> [WORK INSTRUCTIONS] Say how many lines include "CZECH", with no words around the number.

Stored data
:::::

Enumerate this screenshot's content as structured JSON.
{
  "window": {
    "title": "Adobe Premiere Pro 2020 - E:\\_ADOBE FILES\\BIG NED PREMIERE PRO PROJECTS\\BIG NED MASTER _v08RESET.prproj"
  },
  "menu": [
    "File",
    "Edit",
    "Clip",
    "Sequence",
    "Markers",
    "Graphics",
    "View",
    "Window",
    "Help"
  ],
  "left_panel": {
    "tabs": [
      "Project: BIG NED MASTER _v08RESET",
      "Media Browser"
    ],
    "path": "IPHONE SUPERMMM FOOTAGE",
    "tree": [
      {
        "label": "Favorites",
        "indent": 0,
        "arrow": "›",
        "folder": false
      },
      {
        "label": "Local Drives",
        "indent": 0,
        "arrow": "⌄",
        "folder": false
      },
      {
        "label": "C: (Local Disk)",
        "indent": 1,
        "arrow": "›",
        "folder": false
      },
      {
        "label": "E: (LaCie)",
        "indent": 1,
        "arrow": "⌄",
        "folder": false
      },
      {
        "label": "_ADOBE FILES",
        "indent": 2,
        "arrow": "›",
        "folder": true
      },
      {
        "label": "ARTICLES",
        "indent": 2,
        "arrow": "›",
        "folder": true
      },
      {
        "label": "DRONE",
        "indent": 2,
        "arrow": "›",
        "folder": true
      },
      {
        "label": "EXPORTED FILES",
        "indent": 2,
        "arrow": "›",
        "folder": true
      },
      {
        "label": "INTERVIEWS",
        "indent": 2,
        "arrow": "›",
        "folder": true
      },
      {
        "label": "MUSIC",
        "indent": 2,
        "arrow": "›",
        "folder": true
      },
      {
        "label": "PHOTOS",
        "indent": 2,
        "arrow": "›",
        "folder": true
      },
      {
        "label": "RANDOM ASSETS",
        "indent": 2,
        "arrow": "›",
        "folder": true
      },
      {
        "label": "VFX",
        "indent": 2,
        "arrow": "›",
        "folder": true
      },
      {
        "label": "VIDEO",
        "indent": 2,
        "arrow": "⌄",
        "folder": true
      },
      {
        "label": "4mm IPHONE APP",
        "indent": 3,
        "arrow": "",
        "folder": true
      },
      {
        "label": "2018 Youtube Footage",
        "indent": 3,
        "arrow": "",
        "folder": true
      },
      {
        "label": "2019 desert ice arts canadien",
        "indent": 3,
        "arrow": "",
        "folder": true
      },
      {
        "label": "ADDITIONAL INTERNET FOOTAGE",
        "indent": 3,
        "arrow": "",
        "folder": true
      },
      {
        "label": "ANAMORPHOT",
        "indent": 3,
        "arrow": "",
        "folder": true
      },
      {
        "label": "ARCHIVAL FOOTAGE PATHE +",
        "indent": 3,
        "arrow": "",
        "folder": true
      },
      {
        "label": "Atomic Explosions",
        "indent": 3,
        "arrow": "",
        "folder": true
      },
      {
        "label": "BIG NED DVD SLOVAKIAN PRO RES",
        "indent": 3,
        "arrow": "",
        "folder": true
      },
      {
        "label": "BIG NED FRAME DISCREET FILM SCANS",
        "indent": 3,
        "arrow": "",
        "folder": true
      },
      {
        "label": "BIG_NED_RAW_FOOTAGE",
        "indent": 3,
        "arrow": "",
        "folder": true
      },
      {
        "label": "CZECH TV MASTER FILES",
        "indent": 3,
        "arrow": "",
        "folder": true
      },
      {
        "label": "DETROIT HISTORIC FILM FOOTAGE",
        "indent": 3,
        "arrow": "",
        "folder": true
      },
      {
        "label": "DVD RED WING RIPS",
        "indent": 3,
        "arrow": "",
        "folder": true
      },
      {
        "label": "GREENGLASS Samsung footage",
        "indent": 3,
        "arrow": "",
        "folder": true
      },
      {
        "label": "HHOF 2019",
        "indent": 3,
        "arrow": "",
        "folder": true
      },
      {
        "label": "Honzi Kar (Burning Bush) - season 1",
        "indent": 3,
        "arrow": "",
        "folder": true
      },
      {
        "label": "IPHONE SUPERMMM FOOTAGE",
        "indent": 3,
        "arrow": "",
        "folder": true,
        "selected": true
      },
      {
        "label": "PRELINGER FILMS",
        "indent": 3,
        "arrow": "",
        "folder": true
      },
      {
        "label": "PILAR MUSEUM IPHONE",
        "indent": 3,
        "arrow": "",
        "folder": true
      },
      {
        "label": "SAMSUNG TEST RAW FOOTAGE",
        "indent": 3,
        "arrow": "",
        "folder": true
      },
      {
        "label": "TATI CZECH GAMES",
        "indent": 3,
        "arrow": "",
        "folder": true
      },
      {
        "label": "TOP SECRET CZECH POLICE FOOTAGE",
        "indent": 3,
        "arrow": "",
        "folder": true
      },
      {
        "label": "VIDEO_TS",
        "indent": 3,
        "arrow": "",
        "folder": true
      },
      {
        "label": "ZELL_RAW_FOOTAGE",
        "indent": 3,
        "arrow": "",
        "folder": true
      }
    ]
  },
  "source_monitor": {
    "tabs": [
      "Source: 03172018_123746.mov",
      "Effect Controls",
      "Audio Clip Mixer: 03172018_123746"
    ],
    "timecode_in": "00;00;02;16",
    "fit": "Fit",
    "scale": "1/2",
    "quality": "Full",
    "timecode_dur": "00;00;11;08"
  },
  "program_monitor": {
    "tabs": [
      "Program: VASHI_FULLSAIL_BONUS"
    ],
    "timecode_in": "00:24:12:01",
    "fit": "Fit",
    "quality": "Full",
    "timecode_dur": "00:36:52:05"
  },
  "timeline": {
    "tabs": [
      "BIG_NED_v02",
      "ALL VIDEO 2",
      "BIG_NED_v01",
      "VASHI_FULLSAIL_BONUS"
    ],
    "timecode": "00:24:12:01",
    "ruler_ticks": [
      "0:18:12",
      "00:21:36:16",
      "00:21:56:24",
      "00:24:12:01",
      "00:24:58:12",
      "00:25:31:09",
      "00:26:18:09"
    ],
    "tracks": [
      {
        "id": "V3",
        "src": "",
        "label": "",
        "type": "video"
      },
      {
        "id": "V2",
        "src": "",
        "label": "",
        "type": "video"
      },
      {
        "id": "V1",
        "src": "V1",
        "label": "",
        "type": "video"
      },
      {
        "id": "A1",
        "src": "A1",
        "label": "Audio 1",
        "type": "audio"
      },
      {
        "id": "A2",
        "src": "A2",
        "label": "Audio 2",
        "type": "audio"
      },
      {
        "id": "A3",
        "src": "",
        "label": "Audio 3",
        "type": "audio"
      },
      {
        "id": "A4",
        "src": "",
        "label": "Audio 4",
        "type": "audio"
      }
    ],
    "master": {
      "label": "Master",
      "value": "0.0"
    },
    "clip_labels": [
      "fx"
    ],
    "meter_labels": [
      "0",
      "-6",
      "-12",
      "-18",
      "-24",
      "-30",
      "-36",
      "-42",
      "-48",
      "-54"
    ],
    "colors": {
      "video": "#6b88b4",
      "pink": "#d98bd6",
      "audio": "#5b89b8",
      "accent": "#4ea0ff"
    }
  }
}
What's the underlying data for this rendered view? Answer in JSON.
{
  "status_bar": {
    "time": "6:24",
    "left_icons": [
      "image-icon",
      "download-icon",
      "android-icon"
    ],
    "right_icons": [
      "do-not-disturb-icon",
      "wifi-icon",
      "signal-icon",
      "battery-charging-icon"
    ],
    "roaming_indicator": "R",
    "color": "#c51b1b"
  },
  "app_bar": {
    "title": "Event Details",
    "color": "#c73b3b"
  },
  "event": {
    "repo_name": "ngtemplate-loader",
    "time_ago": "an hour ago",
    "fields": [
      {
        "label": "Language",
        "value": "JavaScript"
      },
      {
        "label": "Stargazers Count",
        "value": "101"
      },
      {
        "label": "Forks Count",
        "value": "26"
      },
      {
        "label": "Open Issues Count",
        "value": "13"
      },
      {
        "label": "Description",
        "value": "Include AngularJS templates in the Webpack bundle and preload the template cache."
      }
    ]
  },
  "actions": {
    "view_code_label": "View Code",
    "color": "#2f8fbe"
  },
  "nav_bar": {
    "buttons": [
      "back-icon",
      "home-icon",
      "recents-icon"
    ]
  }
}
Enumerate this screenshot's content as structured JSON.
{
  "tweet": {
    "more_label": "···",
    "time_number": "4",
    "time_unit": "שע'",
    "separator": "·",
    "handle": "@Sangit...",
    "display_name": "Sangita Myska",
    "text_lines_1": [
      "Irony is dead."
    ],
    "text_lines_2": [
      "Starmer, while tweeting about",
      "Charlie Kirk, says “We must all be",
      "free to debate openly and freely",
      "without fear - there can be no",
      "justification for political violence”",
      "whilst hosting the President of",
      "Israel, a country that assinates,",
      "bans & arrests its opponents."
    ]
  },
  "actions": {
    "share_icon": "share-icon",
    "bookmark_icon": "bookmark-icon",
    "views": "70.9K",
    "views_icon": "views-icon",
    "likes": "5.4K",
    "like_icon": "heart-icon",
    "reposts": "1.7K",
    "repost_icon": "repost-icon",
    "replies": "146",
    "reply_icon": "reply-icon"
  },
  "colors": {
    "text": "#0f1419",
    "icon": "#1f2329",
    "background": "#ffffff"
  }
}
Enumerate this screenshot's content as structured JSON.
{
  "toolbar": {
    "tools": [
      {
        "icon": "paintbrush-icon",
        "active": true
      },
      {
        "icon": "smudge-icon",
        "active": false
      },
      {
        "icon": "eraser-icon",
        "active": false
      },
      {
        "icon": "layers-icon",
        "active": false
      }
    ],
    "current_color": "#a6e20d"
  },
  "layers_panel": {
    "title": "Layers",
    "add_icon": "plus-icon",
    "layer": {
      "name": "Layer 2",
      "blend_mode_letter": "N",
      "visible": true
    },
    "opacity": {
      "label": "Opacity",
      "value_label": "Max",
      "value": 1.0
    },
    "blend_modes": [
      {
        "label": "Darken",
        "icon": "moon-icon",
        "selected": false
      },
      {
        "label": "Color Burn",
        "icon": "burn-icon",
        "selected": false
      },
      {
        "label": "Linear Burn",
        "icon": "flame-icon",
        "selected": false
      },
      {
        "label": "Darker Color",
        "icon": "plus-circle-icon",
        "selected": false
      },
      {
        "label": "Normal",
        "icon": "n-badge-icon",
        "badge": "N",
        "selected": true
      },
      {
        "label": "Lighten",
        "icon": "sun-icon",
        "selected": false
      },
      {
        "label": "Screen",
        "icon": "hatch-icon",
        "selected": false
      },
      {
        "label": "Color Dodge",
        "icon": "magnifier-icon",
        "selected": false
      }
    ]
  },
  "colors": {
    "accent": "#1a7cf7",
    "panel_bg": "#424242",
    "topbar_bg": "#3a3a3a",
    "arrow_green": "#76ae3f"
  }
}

:::::

> [EXERCISE RESULT] 3